Return all lines below containing the word "arcsec".

▼

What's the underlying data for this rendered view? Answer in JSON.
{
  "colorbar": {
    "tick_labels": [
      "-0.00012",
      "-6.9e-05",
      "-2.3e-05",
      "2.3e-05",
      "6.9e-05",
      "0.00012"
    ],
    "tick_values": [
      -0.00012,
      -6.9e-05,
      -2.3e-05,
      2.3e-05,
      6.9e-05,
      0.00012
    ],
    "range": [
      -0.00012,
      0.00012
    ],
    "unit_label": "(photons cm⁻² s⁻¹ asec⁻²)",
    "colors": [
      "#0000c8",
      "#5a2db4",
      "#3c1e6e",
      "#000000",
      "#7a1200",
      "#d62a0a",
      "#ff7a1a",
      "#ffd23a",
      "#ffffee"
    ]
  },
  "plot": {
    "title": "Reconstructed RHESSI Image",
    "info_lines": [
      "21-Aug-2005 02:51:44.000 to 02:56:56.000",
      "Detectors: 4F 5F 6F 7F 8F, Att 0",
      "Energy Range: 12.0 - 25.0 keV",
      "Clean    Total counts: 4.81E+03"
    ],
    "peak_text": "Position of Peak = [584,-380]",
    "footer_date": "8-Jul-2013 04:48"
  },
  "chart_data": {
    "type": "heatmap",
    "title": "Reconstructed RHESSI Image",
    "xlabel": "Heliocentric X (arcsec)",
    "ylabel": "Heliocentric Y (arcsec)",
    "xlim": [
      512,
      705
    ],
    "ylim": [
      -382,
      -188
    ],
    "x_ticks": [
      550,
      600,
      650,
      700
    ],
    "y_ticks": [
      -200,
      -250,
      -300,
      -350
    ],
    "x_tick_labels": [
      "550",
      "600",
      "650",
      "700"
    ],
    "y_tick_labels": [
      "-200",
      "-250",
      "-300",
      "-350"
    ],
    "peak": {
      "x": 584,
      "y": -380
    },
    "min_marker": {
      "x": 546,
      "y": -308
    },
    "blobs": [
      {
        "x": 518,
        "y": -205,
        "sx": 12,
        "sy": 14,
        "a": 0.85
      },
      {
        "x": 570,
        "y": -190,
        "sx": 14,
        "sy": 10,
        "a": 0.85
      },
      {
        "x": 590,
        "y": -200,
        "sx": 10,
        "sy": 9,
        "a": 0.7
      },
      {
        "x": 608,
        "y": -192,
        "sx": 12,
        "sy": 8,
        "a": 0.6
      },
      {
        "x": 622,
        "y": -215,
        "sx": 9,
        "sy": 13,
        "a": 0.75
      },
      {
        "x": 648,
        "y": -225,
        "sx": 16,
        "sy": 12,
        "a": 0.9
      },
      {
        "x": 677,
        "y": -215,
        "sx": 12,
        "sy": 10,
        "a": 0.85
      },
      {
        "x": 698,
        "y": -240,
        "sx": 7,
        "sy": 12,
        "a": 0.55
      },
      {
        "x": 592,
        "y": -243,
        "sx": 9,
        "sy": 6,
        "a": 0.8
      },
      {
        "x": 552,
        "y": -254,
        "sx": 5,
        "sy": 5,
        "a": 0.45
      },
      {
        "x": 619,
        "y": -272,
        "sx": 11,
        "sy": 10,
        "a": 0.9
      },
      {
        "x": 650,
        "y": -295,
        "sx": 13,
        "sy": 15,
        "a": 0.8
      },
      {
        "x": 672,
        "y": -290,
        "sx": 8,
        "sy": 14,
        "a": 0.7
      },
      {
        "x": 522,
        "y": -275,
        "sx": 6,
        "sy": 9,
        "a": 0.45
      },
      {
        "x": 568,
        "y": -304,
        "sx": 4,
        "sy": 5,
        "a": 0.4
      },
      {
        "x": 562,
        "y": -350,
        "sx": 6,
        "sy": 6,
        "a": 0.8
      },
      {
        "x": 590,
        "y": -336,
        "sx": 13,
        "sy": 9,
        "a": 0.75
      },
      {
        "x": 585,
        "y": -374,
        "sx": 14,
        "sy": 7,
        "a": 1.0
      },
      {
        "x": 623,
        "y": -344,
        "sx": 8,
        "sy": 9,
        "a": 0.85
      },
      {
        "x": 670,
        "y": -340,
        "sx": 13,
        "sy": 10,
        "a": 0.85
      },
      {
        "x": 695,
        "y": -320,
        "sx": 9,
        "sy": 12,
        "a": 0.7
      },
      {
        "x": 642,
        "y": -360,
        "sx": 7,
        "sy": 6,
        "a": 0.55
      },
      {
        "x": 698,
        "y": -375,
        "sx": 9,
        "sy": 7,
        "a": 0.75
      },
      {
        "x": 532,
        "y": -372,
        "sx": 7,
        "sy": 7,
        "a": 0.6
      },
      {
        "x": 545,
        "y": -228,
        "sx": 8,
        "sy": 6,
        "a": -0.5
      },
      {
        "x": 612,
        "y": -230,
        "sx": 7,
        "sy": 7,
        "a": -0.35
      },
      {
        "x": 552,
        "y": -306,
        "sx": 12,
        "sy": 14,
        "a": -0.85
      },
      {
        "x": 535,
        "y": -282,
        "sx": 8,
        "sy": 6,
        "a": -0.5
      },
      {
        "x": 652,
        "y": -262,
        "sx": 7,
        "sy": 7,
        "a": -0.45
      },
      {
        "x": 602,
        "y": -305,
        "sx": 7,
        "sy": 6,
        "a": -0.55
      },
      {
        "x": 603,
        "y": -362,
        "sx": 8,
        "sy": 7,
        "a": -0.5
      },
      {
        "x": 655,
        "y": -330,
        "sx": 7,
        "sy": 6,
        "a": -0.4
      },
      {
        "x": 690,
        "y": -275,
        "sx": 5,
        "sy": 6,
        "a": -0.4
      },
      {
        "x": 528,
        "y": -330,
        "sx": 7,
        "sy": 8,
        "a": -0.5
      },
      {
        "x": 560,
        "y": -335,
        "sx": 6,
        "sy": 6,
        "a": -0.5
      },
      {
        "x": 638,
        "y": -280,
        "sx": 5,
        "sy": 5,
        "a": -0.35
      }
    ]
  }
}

▲

§ Solution below:
    "xlabel": "Heliocentric X (arcsec)",
    "ylabel": "Heliocentric Y (arcsec)",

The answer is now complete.